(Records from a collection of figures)
#####

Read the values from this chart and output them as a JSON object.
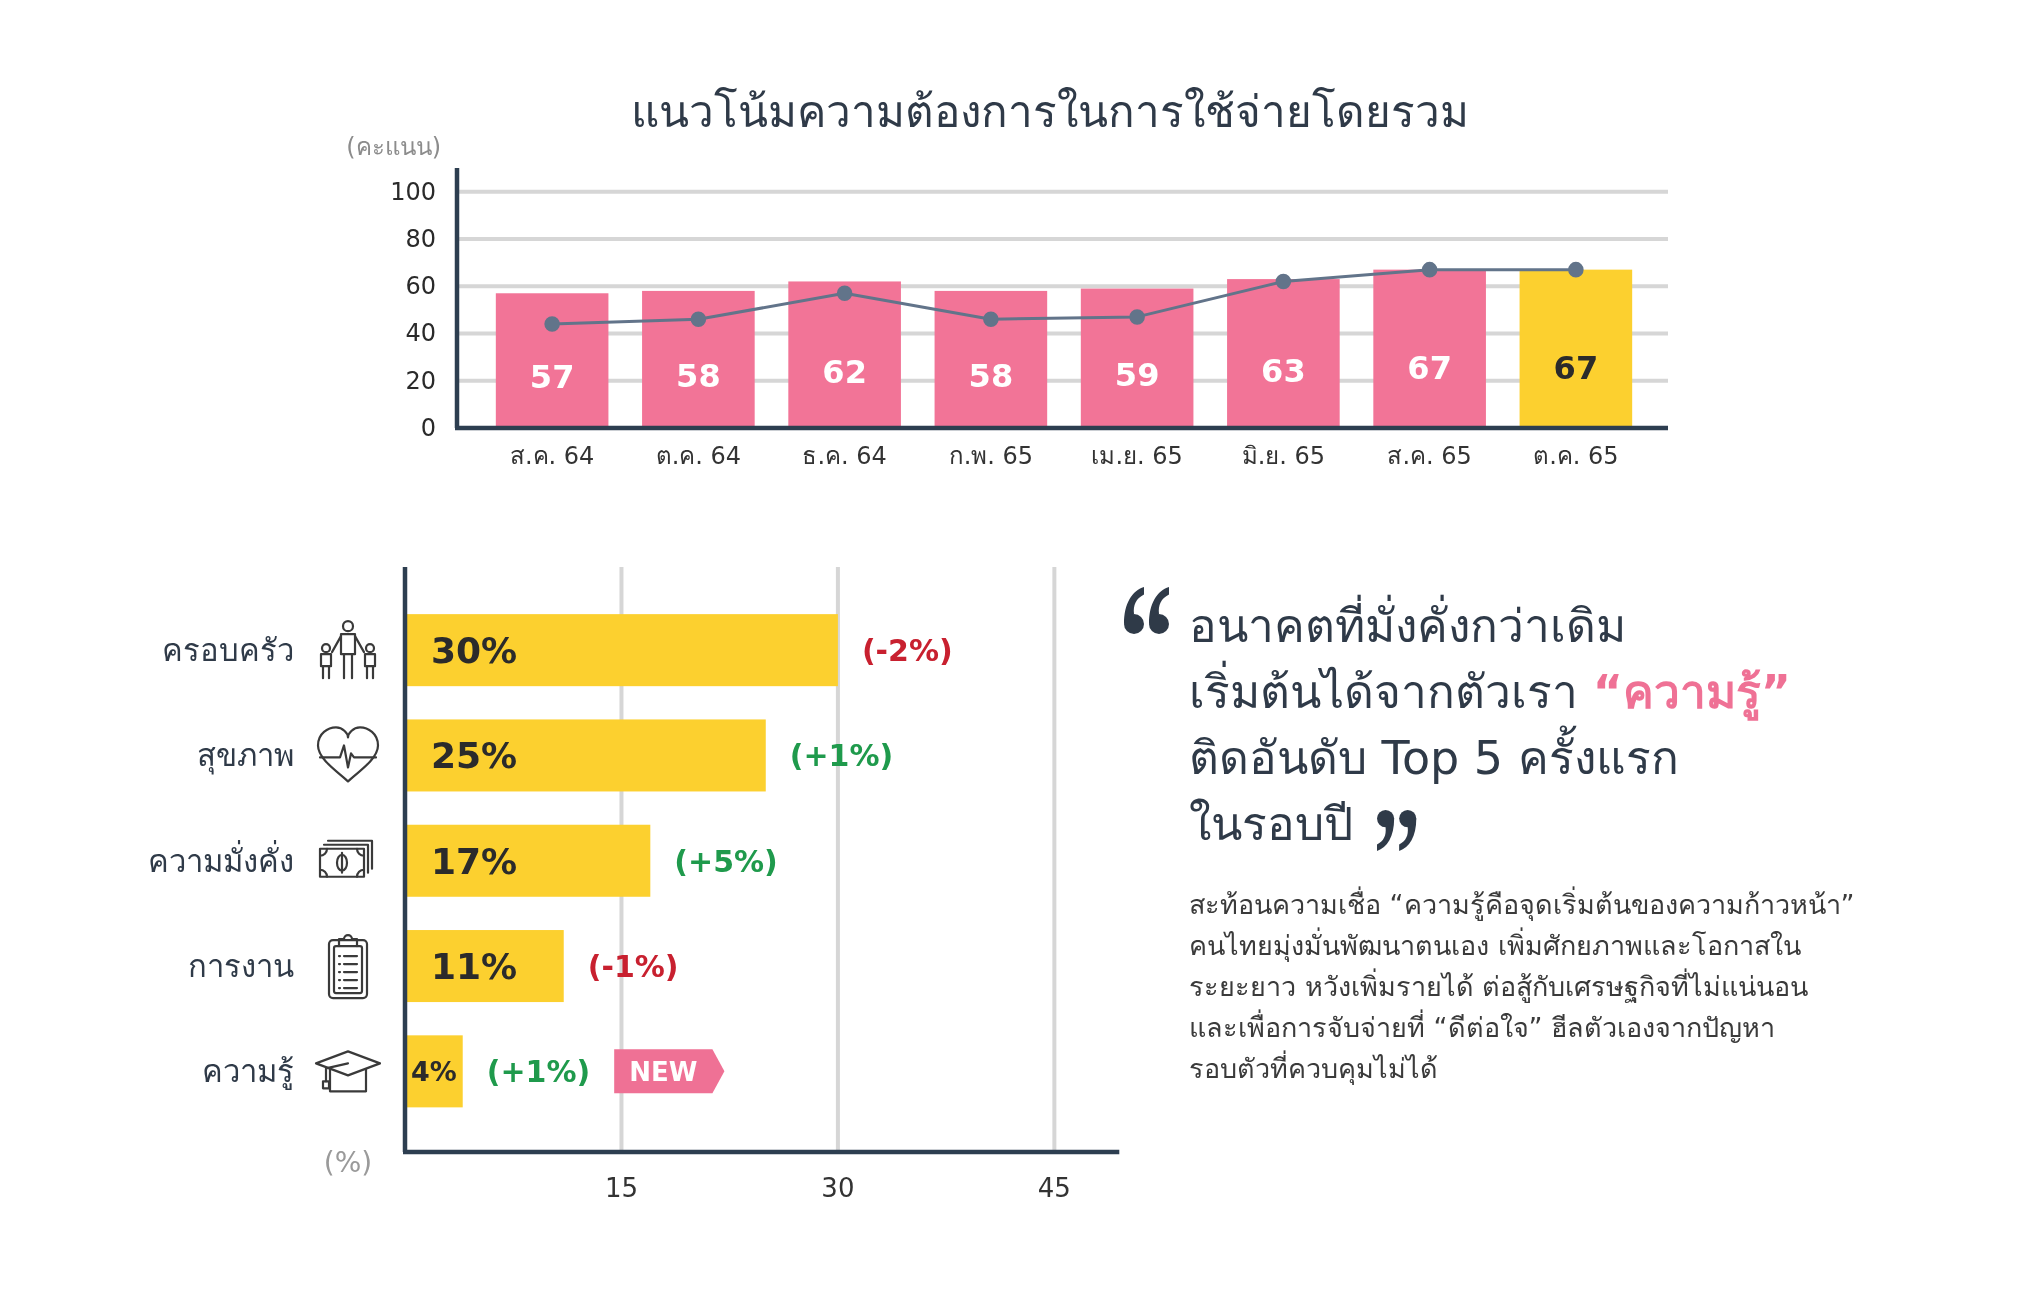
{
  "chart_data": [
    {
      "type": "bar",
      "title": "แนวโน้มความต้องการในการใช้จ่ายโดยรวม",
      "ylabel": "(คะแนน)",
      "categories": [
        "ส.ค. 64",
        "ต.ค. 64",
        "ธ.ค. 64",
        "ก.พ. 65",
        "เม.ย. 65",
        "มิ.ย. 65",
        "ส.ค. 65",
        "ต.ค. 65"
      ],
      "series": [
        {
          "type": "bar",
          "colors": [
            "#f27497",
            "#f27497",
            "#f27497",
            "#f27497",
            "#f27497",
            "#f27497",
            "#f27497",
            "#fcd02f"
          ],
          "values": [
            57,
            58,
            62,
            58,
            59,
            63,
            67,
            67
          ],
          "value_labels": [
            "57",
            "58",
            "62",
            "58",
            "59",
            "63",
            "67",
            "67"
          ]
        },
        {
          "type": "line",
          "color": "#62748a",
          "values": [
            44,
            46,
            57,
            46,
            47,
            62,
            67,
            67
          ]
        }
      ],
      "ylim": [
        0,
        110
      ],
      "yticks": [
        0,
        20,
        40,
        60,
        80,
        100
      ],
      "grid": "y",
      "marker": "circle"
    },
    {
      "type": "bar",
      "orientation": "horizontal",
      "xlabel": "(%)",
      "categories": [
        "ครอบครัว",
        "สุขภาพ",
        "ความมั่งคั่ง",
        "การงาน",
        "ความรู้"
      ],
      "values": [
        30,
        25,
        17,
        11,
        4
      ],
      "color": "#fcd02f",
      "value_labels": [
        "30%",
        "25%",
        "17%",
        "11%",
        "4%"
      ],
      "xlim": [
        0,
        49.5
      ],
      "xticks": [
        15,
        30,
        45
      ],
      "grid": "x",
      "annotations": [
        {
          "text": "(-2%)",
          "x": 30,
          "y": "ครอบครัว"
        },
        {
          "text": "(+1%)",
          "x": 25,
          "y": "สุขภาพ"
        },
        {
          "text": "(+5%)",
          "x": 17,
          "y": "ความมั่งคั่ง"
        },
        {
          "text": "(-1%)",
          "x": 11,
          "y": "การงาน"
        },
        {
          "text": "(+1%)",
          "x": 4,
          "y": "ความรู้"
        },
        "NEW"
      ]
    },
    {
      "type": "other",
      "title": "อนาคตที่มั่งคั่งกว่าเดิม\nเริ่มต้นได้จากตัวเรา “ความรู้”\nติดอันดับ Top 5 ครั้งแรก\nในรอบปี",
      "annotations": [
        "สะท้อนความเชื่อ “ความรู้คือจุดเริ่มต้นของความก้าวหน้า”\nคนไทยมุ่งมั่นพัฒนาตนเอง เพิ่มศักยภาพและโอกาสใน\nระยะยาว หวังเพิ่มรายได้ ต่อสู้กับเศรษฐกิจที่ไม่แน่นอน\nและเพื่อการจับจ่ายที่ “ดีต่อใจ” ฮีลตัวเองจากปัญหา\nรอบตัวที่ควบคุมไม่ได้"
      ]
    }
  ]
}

#####

**Instruction**
Copy all the data exactly as written, but skip any picture.

**Solution to this exercise**
Read the values from this chart and output them as a JSON object.
{
  "chart_data": [
    {
      "type": "bar",
      "title": "แนวโน้มความต้องการในการใช้จ่ายโดยรวม",
      "ylabel": "(คะแนน)",
      "categories": [
        "ส.ค. 64",
        "ต.ค. 64",
        "ธ.ค. 64",
        "ก.พ. 65",
        "เม.ย. 65",
        "มิ.ย. 65",
        "ส.ค. 65",
        "ต.ค. 65"
      ],
      "series": [
        {
          "type": "bar",
          "colors": [
            "#f27497",
            "#f27497",
            "#f27497",
            "#f27497",
            "#f27497",
            "#f27497",
            "#f27497",
            "#fcd02f"
          ],
          "values": [
            57,
            58,
            62,
            58,
            59,
            63,
            67,
            67
          ],
          "value_labels": [
            "57",
            "58",
            "62",
            "58",
            "59",
            "63",
            "67",
            "67"
          ]
        },
        {
          "type": "line",
          "color": "#62748a",
          "values": [
            44,
            46,
            57,
            46,
            47,
            62,
            67,
            67
          ]
        }
      ],
      "ylim": [
        0,
        110
      ],
      "yticks": [
        0,
        20,
        40,
        60,
        80,
        100
      ],
      "grid": "y",
      "marker": "circle"
    },
    {
      "type": "bar",
      "orientation": "horizontal",
      "xlabel": "(%)",
      "categories": [
        "ครอบครัว",
        "สุขภาพ",
        "ความมั่งคั่ง",
        "การงาน",
        "ความรู้"
      ],
      "values": [
        30,
        25,
        17,
        11,
        4
      ],
      "color": "#fcd02f",
      "value_labels": [
        "30%",
        "25%",
        "17%",
        "11%",
        "4%"
      ],
      "xlim": [
        0,
        49.5
      ],
      "xticks": [
        15,
        30,
        45
      ],
      "grid": "x",
      "annotations": [
        {
          "text": "(-2%)",
          "x": 30,
          "y": "ครอบครัว"
        },
        {
          "text": "(+1%)",
          "x": 25,
          "y": "สุขภาพ"
        },
        {
          "text": "(+5%)",
          "x": 17,
          "y": "ความมั่งคั่ง"
        },
        {
          "text": "(-1%)",
          "x": 11,
          "y": "การงาน"
        },
        {
          "text": "(+1%)",
          "x": 4,
          "y": "ความรู้"
        },
        "NEW"
      ]
    },
    {
      "type": "other",
      "title": "อนาคตที่มั่งคั่งกว่าเดิม\nเริ่มต้นได้จากตัวเรา “ความรู้”\nติดอันดับ Top 5 ครั้งแรก\nในรอบปี",
      "annotations": [
        "สะท้อนความเชื่อ “ความรู้คือจุดเริ่มต้นของความก้าวหน้า”\nคนไทยมุ่งมั่นพัฒนาตนเอง เพิ่มศักยภาพและโอกาสใน\nระยะยาว หวังเพิ่มรายได้ ต่อสู้กับเศรษฐกิจที่ไม่แน่นอน\nและเพื่อการจับจ่ายที่ “ดีต่อใจ” ฮีลตัวเองจากปัญหา\nรอบตัวที่ควบคุมไม่ได้"
      ]
    }
  ]
}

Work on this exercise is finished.